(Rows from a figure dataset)
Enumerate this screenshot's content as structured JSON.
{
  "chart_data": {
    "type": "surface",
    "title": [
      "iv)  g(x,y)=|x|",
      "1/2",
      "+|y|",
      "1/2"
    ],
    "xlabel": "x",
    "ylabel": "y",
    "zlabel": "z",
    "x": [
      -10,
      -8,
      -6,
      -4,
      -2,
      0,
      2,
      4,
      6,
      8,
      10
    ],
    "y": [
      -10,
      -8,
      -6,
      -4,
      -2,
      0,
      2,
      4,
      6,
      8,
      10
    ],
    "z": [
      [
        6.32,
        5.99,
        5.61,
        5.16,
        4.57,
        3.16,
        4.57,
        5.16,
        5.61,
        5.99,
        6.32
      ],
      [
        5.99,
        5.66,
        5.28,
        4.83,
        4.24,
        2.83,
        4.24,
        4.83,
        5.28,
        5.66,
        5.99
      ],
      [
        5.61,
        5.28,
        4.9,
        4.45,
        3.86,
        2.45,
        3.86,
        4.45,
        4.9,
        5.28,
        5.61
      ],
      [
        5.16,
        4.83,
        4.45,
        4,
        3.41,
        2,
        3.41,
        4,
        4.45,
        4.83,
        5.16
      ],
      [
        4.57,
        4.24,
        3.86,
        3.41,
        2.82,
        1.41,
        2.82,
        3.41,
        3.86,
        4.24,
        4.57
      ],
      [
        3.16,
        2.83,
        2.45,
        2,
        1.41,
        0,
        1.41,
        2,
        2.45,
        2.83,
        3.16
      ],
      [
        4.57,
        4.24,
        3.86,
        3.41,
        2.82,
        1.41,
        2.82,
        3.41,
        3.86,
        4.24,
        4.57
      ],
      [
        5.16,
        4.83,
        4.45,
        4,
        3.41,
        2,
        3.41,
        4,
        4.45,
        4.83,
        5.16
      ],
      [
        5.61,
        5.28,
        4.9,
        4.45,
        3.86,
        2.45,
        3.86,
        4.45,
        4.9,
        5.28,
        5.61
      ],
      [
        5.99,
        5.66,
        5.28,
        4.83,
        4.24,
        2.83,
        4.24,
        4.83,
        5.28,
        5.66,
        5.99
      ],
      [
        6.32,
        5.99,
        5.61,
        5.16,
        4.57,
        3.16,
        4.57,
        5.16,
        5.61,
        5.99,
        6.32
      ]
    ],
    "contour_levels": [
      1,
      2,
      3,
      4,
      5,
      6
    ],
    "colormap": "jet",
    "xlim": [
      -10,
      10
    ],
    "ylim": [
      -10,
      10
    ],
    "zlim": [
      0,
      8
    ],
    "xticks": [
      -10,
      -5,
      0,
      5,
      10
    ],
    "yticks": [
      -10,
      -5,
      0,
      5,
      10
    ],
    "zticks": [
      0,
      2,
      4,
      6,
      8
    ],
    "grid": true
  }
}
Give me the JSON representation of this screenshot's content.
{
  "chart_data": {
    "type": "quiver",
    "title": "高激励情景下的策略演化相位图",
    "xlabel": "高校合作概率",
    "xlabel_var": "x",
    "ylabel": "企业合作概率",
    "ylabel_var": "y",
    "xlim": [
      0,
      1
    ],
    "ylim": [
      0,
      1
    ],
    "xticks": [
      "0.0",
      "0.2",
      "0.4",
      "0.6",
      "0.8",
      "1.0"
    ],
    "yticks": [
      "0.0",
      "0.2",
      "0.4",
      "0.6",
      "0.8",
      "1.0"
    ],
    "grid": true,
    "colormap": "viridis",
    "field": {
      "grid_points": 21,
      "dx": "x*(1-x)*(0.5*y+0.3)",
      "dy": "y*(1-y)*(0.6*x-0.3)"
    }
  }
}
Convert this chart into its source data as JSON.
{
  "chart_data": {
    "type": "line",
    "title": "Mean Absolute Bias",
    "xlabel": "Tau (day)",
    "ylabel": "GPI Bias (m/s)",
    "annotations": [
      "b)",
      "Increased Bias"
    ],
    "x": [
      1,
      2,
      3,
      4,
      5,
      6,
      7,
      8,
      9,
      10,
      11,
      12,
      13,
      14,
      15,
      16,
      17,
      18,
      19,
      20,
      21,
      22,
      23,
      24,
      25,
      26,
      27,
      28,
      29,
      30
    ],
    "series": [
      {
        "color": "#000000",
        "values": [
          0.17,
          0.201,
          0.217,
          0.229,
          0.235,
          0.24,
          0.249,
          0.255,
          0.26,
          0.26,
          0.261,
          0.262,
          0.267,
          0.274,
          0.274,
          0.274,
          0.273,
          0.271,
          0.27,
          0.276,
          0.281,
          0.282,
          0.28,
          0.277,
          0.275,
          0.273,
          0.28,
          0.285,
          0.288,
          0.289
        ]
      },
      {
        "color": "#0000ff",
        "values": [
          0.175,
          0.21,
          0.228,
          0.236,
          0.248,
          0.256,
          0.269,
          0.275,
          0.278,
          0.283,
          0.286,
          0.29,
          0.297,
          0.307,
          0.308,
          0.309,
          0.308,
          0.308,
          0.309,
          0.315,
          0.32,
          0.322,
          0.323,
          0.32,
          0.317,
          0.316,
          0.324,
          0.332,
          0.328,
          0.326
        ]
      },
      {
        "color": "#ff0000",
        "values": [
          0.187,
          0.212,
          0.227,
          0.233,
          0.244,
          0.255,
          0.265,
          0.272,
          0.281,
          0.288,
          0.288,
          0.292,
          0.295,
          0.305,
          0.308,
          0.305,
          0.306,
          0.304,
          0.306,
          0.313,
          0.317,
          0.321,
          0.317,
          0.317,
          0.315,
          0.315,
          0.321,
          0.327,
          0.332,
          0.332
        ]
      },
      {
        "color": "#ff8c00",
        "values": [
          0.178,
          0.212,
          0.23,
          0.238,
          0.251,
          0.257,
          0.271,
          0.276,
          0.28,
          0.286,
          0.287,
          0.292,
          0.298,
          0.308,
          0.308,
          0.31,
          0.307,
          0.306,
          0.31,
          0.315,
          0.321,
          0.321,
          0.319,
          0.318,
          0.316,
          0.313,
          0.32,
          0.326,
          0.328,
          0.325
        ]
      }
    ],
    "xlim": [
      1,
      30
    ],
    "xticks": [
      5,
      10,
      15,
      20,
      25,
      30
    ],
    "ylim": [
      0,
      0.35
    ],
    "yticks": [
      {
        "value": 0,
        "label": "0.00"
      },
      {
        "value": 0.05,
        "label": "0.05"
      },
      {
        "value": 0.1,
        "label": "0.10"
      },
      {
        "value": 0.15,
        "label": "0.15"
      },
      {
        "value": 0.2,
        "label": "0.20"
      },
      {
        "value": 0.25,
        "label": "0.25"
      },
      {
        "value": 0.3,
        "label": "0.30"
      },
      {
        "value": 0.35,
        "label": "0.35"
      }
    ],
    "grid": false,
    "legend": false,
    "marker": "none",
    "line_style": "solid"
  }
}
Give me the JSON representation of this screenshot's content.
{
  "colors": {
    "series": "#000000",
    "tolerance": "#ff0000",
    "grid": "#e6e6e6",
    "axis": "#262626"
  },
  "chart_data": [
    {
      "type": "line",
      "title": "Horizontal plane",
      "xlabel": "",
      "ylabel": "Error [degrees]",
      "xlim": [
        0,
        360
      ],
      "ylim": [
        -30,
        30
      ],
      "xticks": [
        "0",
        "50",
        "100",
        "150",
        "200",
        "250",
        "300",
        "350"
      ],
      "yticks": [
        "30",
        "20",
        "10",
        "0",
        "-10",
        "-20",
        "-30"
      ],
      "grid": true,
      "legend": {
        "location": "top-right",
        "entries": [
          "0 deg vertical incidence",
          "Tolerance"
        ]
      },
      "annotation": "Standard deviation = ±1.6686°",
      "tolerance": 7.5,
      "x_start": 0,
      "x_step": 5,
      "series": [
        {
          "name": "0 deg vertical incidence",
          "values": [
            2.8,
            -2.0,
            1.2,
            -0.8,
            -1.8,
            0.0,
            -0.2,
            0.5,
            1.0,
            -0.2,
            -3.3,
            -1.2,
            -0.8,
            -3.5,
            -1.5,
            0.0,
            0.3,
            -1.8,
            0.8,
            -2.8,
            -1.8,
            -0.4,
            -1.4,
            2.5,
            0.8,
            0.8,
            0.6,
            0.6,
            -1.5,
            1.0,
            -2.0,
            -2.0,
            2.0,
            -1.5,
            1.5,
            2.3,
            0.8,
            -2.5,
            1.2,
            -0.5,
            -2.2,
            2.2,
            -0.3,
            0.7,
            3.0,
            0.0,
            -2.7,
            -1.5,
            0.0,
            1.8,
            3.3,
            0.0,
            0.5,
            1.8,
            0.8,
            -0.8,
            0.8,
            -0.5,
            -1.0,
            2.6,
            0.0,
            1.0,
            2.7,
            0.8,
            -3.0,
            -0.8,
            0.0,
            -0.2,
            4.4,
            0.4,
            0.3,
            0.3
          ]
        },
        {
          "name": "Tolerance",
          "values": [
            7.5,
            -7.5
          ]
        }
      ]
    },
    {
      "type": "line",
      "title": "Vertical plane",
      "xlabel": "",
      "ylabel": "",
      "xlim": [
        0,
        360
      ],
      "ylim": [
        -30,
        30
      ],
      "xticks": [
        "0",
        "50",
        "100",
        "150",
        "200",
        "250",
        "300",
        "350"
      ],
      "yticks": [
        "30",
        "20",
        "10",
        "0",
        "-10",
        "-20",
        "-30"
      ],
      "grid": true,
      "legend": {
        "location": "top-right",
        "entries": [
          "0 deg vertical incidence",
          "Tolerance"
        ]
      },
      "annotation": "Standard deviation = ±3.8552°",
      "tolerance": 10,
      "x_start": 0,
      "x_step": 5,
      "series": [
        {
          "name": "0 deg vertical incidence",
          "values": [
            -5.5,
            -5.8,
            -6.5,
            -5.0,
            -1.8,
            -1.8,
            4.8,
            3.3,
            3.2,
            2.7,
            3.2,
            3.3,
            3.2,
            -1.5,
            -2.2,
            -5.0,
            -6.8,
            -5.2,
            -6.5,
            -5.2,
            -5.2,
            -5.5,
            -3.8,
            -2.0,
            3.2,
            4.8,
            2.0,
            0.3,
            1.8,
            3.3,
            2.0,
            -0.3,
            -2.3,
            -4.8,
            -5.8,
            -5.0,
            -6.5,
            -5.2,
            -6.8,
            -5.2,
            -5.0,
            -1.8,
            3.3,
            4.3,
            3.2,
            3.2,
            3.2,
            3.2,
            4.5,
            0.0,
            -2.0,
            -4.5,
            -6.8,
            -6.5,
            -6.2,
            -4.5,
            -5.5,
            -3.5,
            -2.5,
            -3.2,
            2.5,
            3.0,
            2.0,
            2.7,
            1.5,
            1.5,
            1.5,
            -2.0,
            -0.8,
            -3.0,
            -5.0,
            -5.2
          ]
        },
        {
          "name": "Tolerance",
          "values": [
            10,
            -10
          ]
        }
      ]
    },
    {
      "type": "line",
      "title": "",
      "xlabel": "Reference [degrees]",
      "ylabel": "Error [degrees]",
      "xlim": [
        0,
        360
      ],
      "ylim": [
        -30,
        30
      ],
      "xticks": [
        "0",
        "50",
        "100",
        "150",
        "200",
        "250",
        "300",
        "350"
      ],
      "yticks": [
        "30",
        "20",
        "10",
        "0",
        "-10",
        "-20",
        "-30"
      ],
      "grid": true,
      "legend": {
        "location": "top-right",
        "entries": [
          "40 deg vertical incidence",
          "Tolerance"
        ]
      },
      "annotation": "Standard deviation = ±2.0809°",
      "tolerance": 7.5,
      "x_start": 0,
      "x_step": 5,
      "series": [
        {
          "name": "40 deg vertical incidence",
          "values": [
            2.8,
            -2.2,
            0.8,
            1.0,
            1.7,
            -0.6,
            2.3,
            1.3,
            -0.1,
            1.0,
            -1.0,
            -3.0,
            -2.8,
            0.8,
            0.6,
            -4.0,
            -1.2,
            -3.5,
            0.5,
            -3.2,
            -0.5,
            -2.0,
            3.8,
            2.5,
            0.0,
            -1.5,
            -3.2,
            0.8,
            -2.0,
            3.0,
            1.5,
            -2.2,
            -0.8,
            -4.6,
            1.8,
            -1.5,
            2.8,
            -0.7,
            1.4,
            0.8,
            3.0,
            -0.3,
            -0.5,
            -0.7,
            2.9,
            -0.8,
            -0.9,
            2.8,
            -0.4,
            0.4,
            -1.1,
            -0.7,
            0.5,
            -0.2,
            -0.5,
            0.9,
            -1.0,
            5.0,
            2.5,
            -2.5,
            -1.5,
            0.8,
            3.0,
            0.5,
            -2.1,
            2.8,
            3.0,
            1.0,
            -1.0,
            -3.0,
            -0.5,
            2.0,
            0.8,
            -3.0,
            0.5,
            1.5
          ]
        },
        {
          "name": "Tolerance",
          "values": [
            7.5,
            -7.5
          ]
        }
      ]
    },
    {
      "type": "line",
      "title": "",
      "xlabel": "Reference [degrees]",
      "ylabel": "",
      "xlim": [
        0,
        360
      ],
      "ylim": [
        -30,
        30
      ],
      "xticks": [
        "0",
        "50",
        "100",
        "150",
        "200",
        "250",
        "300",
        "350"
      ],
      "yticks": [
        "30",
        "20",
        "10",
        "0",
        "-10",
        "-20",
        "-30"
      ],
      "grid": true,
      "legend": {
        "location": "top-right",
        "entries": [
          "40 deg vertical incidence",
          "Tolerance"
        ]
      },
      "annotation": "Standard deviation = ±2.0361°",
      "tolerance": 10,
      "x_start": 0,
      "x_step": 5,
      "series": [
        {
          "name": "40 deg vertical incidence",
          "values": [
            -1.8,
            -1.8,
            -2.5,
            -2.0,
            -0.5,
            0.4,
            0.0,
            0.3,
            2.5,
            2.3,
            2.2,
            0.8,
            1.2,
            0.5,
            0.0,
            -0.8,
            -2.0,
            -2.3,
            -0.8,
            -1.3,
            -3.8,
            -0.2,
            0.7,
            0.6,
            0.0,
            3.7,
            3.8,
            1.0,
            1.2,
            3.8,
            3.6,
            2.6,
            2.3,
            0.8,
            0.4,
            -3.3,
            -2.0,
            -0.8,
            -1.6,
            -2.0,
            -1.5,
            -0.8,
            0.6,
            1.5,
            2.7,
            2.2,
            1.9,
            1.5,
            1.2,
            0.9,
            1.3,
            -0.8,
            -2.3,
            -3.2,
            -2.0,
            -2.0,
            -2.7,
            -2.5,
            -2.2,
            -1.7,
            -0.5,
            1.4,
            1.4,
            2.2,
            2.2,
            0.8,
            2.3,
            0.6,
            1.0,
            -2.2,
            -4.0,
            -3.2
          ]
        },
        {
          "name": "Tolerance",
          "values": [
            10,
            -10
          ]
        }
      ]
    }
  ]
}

> [THE TASK]: Search the records above for "this". Copy each line where it is found.

> [FINISHED ANSWER]:
Enumerate this screenshot's content as structured JSON.
Give me the JSON representation of this screenshot's content.
Convert this chart into its source data as JSON.
Give me the JSON representation of this screenshot's content.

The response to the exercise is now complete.